WRITTEN INSTRUCTION
Below are some records. Say how many of their lines include the string "lauryl", giving only the number.
##### DATA FOR PROCESSING #####
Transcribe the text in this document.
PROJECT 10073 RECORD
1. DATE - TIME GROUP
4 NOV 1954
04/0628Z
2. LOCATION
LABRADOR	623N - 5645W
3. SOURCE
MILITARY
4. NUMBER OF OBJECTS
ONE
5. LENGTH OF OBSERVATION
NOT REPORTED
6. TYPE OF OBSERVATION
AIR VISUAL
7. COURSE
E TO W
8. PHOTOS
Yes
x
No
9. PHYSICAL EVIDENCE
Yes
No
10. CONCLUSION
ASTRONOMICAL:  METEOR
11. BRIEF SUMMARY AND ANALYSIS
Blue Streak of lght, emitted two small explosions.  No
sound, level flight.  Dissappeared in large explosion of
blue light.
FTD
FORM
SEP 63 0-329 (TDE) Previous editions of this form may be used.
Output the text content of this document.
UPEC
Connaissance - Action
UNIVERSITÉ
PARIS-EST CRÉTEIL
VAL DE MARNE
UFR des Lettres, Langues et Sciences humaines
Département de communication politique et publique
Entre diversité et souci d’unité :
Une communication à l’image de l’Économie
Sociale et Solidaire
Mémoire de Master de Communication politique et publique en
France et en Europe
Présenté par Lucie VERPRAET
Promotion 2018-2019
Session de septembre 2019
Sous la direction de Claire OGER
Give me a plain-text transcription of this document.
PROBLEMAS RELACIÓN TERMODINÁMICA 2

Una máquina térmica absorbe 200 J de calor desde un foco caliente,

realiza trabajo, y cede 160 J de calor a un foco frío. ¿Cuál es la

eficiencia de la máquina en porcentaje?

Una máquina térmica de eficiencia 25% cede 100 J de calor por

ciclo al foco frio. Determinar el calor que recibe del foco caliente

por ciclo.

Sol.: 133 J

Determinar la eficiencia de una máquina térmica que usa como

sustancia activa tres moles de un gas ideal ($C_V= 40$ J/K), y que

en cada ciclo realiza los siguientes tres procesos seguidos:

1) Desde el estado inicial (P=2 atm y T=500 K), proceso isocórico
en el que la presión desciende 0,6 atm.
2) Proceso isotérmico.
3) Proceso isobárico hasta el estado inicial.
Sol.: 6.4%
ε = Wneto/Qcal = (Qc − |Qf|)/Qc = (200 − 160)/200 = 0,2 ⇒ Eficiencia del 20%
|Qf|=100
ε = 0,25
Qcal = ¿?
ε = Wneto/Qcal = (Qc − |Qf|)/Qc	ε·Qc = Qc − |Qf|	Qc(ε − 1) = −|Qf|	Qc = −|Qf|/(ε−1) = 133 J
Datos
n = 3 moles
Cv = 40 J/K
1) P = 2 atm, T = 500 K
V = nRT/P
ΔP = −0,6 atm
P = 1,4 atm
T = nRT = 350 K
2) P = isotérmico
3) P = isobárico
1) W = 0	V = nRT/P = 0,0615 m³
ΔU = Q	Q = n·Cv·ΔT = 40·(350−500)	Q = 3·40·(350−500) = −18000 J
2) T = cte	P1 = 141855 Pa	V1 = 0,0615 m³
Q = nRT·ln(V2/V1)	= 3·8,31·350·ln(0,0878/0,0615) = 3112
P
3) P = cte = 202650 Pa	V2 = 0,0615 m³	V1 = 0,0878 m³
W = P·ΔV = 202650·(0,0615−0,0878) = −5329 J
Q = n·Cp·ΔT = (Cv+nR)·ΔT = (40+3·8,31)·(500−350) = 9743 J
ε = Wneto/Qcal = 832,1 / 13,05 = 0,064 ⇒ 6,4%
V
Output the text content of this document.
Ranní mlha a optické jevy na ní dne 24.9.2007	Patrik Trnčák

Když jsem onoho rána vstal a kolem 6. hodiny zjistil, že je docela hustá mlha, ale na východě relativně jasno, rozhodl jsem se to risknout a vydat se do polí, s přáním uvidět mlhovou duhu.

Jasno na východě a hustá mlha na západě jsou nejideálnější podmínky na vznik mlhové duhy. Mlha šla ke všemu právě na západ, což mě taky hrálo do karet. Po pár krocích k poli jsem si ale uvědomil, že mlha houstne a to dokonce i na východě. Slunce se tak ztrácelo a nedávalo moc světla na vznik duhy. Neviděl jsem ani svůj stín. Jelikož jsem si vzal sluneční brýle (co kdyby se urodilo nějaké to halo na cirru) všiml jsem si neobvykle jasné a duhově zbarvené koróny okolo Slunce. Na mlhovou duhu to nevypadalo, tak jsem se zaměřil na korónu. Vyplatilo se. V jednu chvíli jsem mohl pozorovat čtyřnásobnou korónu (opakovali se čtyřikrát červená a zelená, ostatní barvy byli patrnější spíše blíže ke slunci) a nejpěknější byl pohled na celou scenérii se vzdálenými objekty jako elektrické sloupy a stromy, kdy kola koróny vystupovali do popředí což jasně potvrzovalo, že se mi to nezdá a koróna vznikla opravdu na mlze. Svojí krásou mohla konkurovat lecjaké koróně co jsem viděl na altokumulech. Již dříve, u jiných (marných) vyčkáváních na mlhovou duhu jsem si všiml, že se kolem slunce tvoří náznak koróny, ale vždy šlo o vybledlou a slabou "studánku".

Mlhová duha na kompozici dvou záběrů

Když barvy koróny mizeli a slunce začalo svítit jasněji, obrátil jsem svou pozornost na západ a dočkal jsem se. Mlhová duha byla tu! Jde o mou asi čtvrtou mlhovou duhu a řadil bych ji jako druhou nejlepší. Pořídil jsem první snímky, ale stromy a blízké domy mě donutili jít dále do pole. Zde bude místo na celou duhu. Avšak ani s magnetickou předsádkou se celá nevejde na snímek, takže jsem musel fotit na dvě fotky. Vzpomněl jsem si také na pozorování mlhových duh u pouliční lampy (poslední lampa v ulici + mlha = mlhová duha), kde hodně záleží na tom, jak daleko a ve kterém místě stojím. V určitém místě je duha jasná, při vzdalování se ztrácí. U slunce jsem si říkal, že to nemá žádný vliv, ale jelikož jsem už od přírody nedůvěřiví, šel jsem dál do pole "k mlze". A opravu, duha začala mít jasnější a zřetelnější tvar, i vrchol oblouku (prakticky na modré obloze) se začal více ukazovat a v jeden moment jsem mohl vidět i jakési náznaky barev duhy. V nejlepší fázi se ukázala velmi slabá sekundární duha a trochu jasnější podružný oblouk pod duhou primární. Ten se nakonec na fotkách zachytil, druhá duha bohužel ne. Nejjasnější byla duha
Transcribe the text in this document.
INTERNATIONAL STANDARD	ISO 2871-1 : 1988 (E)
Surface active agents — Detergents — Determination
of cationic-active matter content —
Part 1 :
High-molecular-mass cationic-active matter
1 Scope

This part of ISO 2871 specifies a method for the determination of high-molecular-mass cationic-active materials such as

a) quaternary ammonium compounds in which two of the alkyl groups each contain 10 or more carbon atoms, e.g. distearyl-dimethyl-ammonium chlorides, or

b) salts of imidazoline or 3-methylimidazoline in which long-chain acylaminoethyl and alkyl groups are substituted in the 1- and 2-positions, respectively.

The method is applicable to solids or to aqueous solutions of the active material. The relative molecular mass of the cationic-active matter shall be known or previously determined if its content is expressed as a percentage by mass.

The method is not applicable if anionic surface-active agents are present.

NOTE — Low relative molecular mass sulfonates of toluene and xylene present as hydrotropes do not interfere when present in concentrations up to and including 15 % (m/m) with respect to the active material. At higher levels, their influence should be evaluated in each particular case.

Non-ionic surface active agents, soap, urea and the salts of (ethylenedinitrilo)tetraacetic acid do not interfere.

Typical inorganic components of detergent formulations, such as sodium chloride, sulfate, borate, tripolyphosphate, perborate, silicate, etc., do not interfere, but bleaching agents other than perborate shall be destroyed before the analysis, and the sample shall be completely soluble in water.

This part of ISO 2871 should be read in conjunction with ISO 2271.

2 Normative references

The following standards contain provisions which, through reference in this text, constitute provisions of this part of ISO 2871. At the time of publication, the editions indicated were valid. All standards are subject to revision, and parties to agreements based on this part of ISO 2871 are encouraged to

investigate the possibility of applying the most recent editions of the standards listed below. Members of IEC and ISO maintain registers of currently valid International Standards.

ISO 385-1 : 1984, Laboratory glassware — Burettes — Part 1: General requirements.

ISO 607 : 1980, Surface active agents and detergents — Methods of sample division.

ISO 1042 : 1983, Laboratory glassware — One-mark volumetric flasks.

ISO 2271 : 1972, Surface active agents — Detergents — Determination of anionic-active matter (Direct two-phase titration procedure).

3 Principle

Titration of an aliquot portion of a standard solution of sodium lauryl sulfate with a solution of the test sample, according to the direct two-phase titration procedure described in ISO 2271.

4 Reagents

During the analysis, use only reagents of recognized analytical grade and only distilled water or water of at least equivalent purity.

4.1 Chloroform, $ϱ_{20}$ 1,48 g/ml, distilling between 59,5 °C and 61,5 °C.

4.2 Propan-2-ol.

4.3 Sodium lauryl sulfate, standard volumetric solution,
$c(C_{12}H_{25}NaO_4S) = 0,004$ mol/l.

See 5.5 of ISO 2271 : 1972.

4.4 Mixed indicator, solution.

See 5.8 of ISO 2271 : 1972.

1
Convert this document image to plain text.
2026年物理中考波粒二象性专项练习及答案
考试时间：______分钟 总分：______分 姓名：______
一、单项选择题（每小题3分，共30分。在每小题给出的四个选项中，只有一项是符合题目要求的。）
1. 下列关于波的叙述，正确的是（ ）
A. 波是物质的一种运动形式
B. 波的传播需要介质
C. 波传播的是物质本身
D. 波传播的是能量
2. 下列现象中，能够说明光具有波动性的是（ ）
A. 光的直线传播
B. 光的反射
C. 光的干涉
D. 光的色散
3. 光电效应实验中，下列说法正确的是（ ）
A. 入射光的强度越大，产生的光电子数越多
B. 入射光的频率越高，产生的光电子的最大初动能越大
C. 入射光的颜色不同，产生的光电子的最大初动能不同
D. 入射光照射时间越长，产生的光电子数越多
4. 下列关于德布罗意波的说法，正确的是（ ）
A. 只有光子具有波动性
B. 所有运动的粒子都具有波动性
#####
RESULT OF THIS TASK
2